(Extracted records)
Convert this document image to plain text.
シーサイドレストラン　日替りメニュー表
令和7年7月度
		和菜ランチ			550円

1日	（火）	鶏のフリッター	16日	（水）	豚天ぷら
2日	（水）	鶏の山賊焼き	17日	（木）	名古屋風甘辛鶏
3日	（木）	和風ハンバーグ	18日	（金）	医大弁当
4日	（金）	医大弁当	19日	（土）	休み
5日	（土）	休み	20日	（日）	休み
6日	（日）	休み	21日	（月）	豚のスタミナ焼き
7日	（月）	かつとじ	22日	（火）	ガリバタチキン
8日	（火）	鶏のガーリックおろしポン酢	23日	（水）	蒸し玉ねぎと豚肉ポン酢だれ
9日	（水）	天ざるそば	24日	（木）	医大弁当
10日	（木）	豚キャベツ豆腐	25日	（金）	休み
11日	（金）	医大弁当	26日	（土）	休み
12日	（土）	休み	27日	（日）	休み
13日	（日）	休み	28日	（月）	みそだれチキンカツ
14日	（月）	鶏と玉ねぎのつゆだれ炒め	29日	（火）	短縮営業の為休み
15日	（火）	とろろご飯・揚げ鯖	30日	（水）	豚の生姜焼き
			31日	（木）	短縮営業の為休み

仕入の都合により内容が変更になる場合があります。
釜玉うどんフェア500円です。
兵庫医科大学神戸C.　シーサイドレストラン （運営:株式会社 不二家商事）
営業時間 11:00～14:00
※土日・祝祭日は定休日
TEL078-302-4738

▸ Exercise aim
Each entry must be reproduced verbatim.

▸ Completed task
Convert this document image to plain text.
シーサイドレストラン　日替りメニュー表
令和7年7月度
		和菜ランチ			550円

1日	（火）	鶏のフリッター	16日	（水）	豚天ぷら
2日	（水）	鶏の山賊焼き	17日	（木）	名古屋風甘辛鶏
3日	（木）	和風ハンバーグ	18日	（金）	医大弁当
4日	（金）	医大弁当	19日	（土）	休み
5日	（土）	休み	20日	（日）	休み
6日	（日）	休み	21日	（月）	豚のスタミナ焼き
7日	（月）	かつとじ	22日	（火）	ガリバタチキン
8日	（火）	鶏のガーリックおろしポン酢	23日	（水）	蒸し玉ねぎと豚肉ポン酢だれ
9日	（水）	天ざるそば	24日	（木）	医大弁当
10日	（木）	豚キャベツ豆腐	25日	（金）	休み
11日	（金）	医大弁当	26日	（土）	休み
12日	（土）	休み	27日	（日）	休み
13日	（日）	休み	28日	（月）	みそだれチキンカツ
14日	（月）	鶏と玉ねぎのつゆだれ炒め	29日	（火）	短縮営業の為休み
15日	（火）	とろろご飯・揚げ鯖	30日	（水）	豚の生姜焼き
			31日	（木）	短縮営業の為休み

仕入の都合により内容が変更になる場合があります。
釜玉うどんフェア500円です。
兵庫医科大学神戸C.　シーサイドレストラン （運営:株式会社 不二家商事）
営業時間 11:00～14:00
※土日・祝祭日は定休日
TEL078-302-4738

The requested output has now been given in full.